Below is a listing. Gather each line of it that contains "Usage".
====== Data shown ======
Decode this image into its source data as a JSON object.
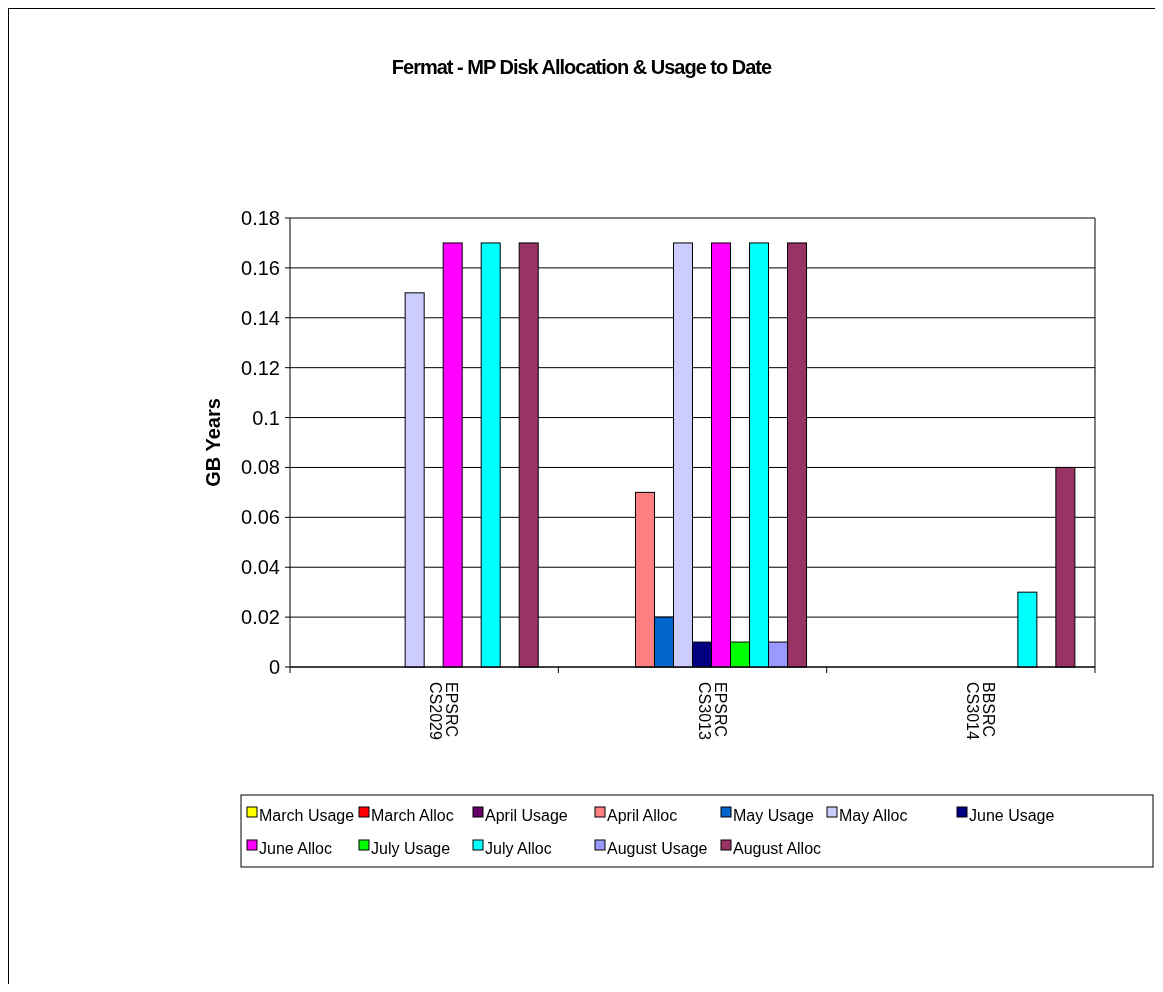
{
  "chart_data": {
    "type": "bar",
    "title": "Fermat - MP Disk Allocation & Usage to Date",
    "ylabel": "GB Years",
    "categories": [
      "EPSRC CS2029",
      "EPSRC CS3013",
      "BBSRC CS3014"
    ],
    "series": [
      {
        "name": "March Usage",
        "color": "#ffff00",
        "values": [
          null,
          null,
          null
        ]
      },
      {
        "name": "March Alloc",
        "color": "#ff0000",
        "values": [
          null,
          null,
          null
        ]
      },
      {
        "name": "April Usage",
        "color": "#660066",
        "values": [
          null,
          null,
          null
        ]
      },
      {
        "name": "April Alloc",
        "color": "#ff8080",
        "values": [
          null,
          0.07,
          null
        ]
      },
      {
        "name": "May Usage",
        "color": "#0066cc",
        "values": [
          null,
          0.02,
          null
        ]
      },
      {
        "name": "May Alloc",
        "color": "#ccccff",
        "values": [
          0.15,
          0.17,
          null
        ]
      },
      {
        "name": "June Usage",
        "color": "#000080",
        "values": [
          null,
          0.01,
          null
        ]
      },
      {
        "name": "June Alloc",
        "color": "#ff00ff",
        "values": [
          0.17,
          0.17,
          null
        ]
      },
      {
        "name": "July Usage",
        "color": "#00ff00",
        "values": [
          null,
          0.01,
          null
        ]
      },
      {
        "name": "July Alloc",
        "color": "#00ffff",
        "values": [
          0.17,
          0.17,
          0.03
        ]
      },
      {
        "name": "August Usage",
        "color": "#9999ff",
        "values": [
          null,
          0.01,
          null
        ]
      },
      {
        "name": "August Alloc",
        "color": "#993366",
        "values": [
          0.17,
          0.17,
          0.08
        ]
      }
    ],
    "ylim": [
      0,
      0.18
    ],
    "yticks": [
      0,
      0.02,
      0.04,
      0.06,
      0.08,
      0.1,
      0.12,
      0.14,
      0.16,
      0.18
    ],
    "grid": "y",
    "legend": "bottom"
  }
}
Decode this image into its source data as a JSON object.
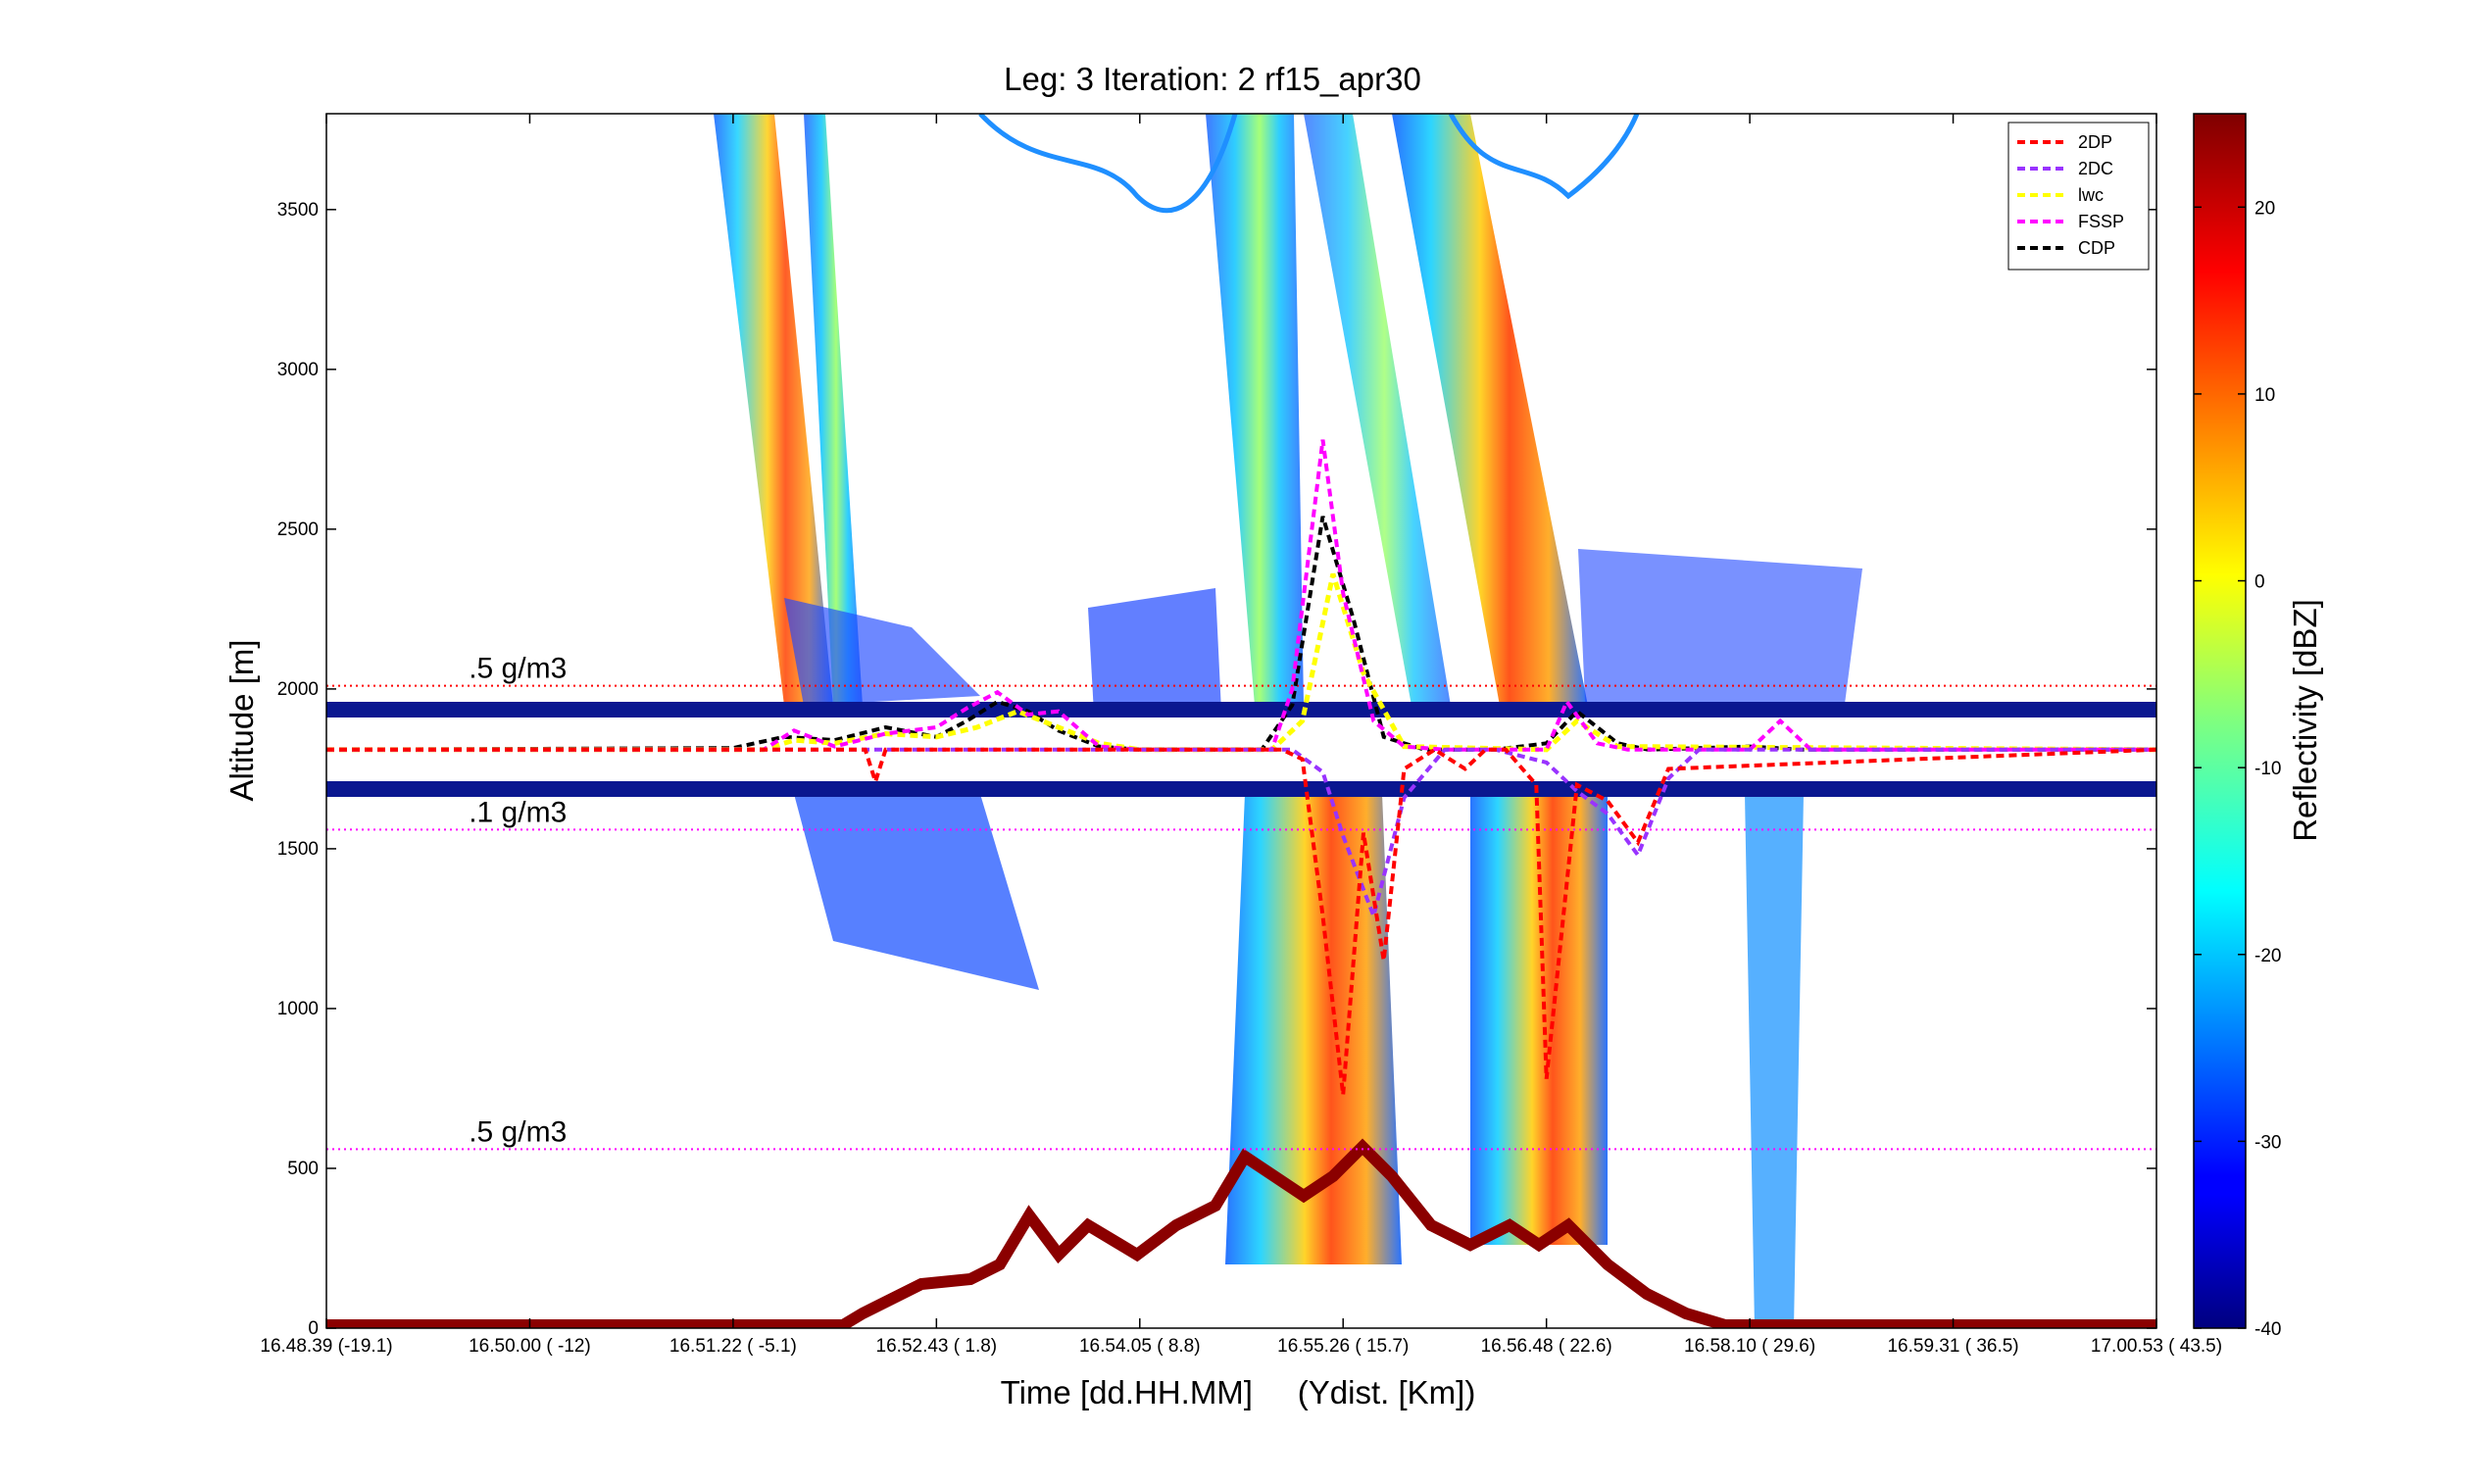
{
  "chart_data": {
    "type": "heatmap",
    "title": "Leg: 3  Iteration: 2  rf15_apr30",
    "xlabel": "Time [dd.HH.MM]     (Ydist. [Km])",
    "ylabel": "Altitude [m]",
    "colorbar_label": "Reflectivity [dBZ]",
    "colormap": "jet",
    "clim": [
      -40,
      25
    ],
    "colorbar_ticks": [
      "20",
      "10",
      "0",
      "-10",
      "-20",
      "-30",
      "-40"
    ],
    "colorbar_tick_values": [
      20,
      10,
      0,
      -10,
      -20,
      -30,
      -40
    ],
    "xlim": [
      0,
      18
    ],
    "ylim": [
      0,
      3800
    ],
    "yticks": [
      0,
      500,
      1000,
      1500,
      2000,
      2500,
      3000,
      3500
    ],
    "ytick_labels": [
      "0",
      "500",
      "1000",
      "1500",
      "2000",
      "2500",
      "3000",
      "3500"
    ],
    "xticks": [
      {
        "pos": 0,
        "time": "16.48.39",
        "dist": "(-19.1)"
      },
      {
        "pos": 2,
        "time": "16.50.00",
        "dist": "(  -12)"
      },
      {
        "pos": 4,
        "time": "16.51.22",
        "dist": "( -5.1)"
      },
      {
        "pos": 6,
        "time": "16.52.43",
        "dist": "(  1.8)"
      },
      {
        "pos": 8,
        "time": "16.54.05",
        "dist": "(  8.8)"
      },
      {
        "pos": 10,
        "time": "16.55.26",
        "dist": "( 15.7)"
      },
      {
        "pos": 12,
        "time": "16.56.48",
        "dist": "( 22.6)"
      },
      {
        "pos": 14,
        "time": "16.58.10",
        "dist": "( 29.6)"
      },
      {
        "pos": 16,
        "time": "16.59.31",
        "dist": "( 36.5)"
      },
      {
        "pos": 18,
        "time": "17.00.53",
        "dist": "( 43.5)"
      }
    ],
    "aircraft_altitude": 1810,
    "annotations": [
      {
        "text": ".5 g/m3",
        "x": 1.4,
        "y": 2010,
        "line_y": 2010,
        "color": "#ff0000"
      },
      {
        "text": ".1 g/m3",
        "x": 1.4,
        "y": 1560,
        "line_y": 1560,
        "color": "#ff00ff"
      },
      {
        "text": ".5 g/m3",
        "x": 1.4,
        "y": 560,
        "line_y": 560,
        "color": "#ff00ff"
      }
    ],
    "legend": {
      "location": "top-right",
      "entries": [
        {
          "name": "2DP",
          "color": "#ff0000"
        },
        {
          "name": "2DC",
          "color": "#9933ff"
        },
        {
          "name": "lwc",
          "color": "#ffff00"
        },
        {
          "name": "FSSP",
          "color": "#ff00ff"
        },
        {
          "name": "CDP",
          "color": "#000000"
        }
      ]
    },
    "series": [
      {
        "name": "CDP",
        "x": [
          0,
          4.0,
          4.5,
          5.0,
          5.5,
          6.0,
          6.3,
          6.6,
          6.9,
          7.2,
          7.6,
          8.0,
          9.2,
          9.5,
          9.8,
          10.1,
          10.4,
          10.8,
          11.5,
          12.0,
          12.3,
          12.7,
          13.0,
          14.0,
          14.5,
          18.0
        ],
        "y": [
          1810,
          1815,
          1850,
          1840,
          1880,
          1850,
          1900,
          1960,
          1930,
          1870,
          1820,
          1810,
          1810,
          1950,
          2540,
          2220,
          1850,
          1810,
          1810,
          1830,
          1930,
          1830,
          1810,
          1820,
          1810,
          1810
        ]
      },
      {
        "name": "lwc",
        "x": [
          0,
          4.3,
          4.6,
          5.0,
          5.5,
          6.0,
          6.4,
          6.8,
          7.2,
          7.6,
          8.0,
          9.3,
          9.6,
          9.9,
          10.2,
          10.6,
          12.0,
          12.3,
          12.7,
          18.0
        ],
        "y": [
          1810,
          1810,
          1840,
          1830,
          1860,
          1850,
          1880,
          1930,
          1880,
          1830,
          1810,
          1810,
          1900,
          2360,
          2050,
          1820,
          1810,
          1900,
          1820,
          1810
        ]
      },
      {
        "name": "FSSP",
        "x": [
          0,
          4.3,
          4.6,
          5.0,
          5.5,
          6.0,
          6.3,
          6.6,
          6.9,
          7.2,
          7.6,
          8.0,
          9.3,
          9.5,
          9.8,
          10.0,
          10.3,
          10.6,
          11.0,
          12.0,
          12.2,
          12.5,
          12.8,
          14.0,
          14.3,
          14.6,
          18.0
        ],
        "y": [
          1810,
          1810,
          1870,
          1820,
          1860,
          1880,
          1940,
          1990,
          1920,
          1930,
          1820,
          1810,
          1810,
          2000,
          2780,
          2300,
          1900,
          1820,
          1810,
          1810,
          1960,
          1830,
          1810,
          1810,
          1900,
          1810,
          1810
        ]
      },
      {
        "name": "2DC",
        "x": [
          0,
          9.5,
          9.8,
          10.0,
          10.3,
          10.6,
          11.0,
          11.5,
          12.0,
          12.3,
          12.6,
          12.9,
          13.2,
          13.5,
          18.0
        ],
        "y": [
          1810,
          1810,
          1740,
          1540,
          1290,
          1660,
          1810,
          1810,
          1770,
          1680,
          1610,
          1480,
          1720,
          1810,
          1810
        ]
      },
      {
        "name": "2DP",
        "x": [
          0,
          5.3,
          5.4,
          5.5,
          9.4,
          9.6,
          9.8,
          10.0,
          10.2,
          10.4,
          10.6,
          10.9,
          11.2,
          11.4,
          11.6,
          11.9,
          12.0,
          12.3,
          12.6,
          12.9,
          13.2,
          18.0
        ],
        "y": [
          1810,
          1810,
          1710,
          1810,
          1810,
          1780,
          1290,
          730,
          1550,
          1150,
          1750,
          1810,
          1750,
          1810,
          1810,
          1700,
          780,
          1700,
          1650,
          1520,
          1750,
          1810
        ]
      }
    ]
  }
}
======
- Task solution
    "title": "Fermat - MP Disk Allocation & Usage to Date",
        "name": "March Usage",
        "name": "April Usage",
        "name": "May Usage",
        "name": "June Usage",
        "name": "July Usage",
        "name": "August Usage",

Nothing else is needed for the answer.